----- EXTRACTED MATERIAL -----
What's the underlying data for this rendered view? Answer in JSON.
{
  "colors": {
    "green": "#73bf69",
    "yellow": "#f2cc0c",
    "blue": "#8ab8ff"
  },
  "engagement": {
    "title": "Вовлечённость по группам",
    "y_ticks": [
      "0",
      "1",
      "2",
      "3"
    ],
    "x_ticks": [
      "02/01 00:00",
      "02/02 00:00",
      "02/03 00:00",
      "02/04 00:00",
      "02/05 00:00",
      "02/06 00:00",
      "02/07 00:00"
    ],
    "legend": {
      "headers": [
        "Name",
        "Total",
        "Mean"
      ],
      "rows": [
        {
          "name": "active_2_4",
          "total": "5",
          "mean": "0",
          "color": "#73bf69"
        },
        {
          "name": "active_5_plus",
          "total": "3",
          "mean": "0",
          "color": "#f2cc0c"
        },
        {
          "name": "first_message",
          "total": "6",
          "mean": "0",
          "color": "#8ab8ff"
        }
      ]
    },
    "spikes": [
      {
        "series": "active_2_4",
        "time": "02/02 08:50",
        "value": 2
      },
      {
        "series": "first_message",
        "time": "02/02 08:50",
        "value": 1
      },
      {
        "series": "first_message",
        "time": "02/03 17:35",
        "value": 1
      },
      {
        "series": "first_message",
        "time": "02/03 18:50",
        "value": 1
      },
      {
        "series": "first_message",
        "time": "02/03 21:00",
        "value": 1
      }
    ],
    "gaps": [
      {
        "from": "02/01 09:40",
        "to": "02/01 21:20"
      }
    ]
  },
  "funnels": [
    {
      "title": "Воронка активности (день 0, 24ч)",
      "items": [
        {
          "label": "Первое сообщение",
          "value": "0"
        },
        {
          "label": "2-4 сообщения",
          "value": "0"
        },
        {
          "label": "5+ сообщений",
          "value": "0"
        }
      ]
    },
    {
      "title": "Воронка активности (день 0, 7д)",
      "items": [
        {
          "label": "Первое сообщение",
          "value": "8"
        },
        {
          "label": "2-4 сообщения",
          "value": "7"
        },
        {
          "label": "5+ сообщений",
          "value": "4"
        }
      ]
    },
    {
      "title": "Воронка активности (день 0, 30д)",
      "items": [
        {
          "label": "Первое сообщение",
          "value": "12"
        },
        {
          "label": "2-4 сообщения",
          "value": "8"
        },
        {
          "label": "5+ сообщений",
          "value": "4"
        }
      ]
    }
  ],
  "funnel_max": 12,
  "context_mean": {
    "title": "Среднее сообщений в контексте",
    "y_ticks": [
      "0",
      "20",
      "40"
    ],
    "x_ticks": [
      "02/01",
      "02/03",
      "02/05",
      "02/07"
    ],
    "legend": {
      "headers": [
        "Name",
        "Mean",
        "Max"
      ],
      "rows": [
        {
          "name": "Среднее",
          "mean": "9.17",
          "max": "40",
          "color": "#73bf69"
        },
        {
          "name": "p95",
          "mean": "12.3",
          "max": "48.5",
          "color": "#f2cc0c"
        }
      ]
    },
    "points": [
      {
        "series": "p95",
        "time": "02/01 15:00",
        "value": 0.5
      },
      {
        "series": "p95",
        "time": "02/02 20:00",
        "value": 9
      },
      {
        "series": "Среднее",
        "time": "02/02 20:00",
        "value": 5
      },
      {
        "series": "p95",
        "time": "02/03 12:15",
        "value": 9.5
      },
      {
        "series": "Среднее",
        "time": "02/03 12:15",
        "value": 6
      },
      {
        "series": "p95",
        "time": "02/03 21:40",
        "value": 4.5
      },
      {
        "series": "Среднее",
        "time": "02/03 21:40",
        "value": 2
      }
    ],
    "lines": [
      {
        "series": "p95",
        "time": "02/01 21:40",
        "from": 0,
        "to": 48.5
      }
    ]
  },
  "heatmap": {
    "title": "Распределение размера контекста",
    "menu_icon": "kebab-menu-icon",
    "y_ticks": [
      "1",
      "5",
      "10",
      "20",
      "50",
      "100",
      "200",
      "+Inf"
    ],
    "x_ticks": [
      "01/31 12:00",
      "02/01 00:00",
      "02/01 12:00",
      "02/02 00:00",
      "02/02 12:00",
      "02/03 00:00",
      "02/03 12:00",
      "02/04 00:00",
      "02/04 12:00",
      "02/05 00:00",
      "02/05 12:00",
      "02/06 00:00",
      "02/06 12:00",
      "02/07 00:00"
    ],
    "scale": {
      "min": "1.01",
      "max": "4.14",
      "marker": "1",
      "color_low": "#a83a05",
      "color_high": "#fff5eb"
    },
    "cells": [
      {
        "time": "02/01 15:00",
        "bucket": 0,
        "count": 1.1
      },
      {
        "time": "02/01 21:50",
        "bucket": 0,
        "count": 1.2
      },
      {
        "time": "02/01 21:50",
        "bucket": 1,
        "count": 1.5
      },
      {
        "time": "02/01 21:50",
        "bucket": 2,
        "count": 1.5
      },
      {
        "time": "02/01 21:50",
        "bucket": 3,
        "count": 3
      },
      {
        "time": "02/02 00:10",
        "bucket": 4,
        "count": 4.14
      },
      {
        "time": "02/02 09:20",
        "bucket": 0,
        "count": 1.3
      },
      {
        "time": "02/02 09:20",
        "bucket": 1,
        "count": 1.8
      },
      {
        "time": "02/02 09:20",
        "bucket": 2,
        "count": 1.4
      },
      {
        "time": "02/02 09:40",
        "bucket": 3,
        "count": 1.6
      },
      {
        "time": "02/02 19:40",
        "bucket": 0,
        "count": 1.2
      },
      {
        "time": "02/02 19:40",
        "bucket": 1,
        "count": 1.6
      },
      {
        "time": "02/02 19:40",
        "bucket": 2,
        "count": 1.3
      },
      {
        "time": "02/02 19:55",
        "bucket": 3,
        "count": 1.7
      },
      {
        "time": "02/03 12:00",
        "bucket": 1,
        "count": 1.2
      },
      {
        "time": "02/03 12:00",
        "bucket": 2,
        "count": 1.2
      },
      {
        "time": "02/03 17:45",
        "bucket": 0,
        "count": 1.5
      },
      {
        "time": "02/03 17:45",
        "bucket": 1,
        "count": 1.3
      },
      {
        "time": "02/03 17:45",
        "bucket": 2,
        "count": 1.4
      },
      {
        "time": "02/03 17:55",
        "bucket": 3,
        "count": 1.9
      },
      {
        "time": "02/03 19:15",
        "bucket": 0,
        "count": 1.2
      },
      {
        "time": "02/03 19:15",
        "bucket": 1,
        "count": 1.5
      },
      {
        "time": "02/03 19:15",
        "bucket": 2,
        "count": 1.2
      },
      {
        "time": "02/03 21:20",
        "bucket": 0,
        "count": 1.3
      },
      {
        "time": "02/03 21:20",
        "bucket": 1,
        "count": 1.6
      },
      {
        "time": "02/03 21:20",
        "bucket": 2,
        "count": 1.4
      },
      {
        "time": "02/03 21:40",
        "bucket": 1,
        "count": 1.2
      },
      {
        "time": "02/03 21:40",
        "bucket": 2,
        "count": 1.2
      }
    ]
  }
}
-----
● WHAT IS ASKED
Track down every line with the word "Воронка" and copy it.

● CORRECT RESULT
      "title": "Воронка активности (день 0, 24ч)",
      "title": "Воронка активности (день 0, 7д)",
      "title": "Воронка активности (день 0, 30д)",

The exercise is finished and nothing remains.